▸ What you need to do
Copy the data precisely, character for character, and leave out every picture.

Dataset items
━━━━━━━━
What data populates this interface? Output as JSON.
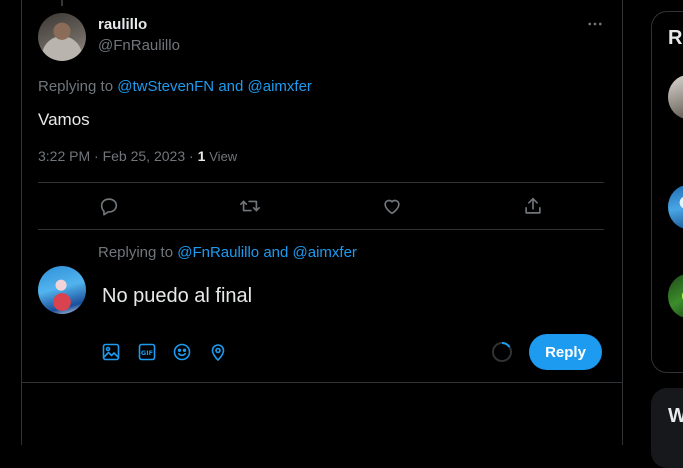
{
  "tweet": {
    "author_name": "raulillo",
    "author_handle": "@FnRaulillo",
    "replying_prefix": "Replying to",
    "replying_to_1": "@twStevenFN",
    "replying_and": "and",
    "replying_to_2": "@aimxfer",
    "text": "Vamos",
    "time": "3:22 PM",
    "separator": "·",
    "date": "Feb 25, 2023",
    "views_count": "1",
    "views_label": "View"
  },
  "actions": {
    "reply_icon": "comment-icon",
    "retweet_icon": "retweet-icon",
    "like_icon": "heart-icon",
    "share_icon": "share-icon"
  },
  "composer": {
    "replying_prefix": "Replying to",
    "replying_to_1": "@FnRaulillo",
    "replying_and": "and",
    "replying_to_2": "@aimxfer",
    "text": "No puedo al final",
    "reply_button": "Reply",
    "tools": [
      "image-icon",
      "gif-icon",
      "emoji-icon",
      "location-icon"
    ]
  },
  "sidebar": {
    "card1_title": "R",
    "card2_title": "W"
  },
  "colors": {
    "accent": "#1d9bf0",
    "muted": "#71767b",
    "border": "#2f3336"
  }
}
━━━━━━━━
▸ Output for this exercise
What data populates this interface? Output as JSON.
{
  "tweet": {
    "author_name": "raulillo",
    "author_handle": "@FnRaulillo",
    "replying_prefix": "Replying to",
    "replying_to_1": "@twStevenFN",
    "replying_and": "and",
    "replying_to_2": "@aimxfer",
    "text": "Vamos",
    "time": "3:22 PM",
    "separator": "·",
    "date": "Feb 25, 2023",
    "views_count": "1",
    "views_label": "View"
  },
  "actions": {
    "reply_icon": "comment-icon",
    "retweet_icon": "retweet-icon",
    "like_icon": "heart-icon",
    "share_icon": "share-icon"
  },
  "composer": {
    "replying_prefix": "Replying to",
    "replying_to_1": "@FnRaulillo",
    "replying_and": "and",
    "replying_to_2": "@aimxfer",
    "text": "No puedo al final",
    "reply_button": "Reply",
    "tools": [
      "image-icon",
      "gif-icon",
      "emoji-icon",
      "location-icon"
    ]
  },
  "sidebar": {
    "card1_title": "R",
    "card2_title": "W"
  },
  "colors": {
    "accent": "#1d9bf0",
    "muted": "#71767b",
    "border": "#2f3336"
  }
}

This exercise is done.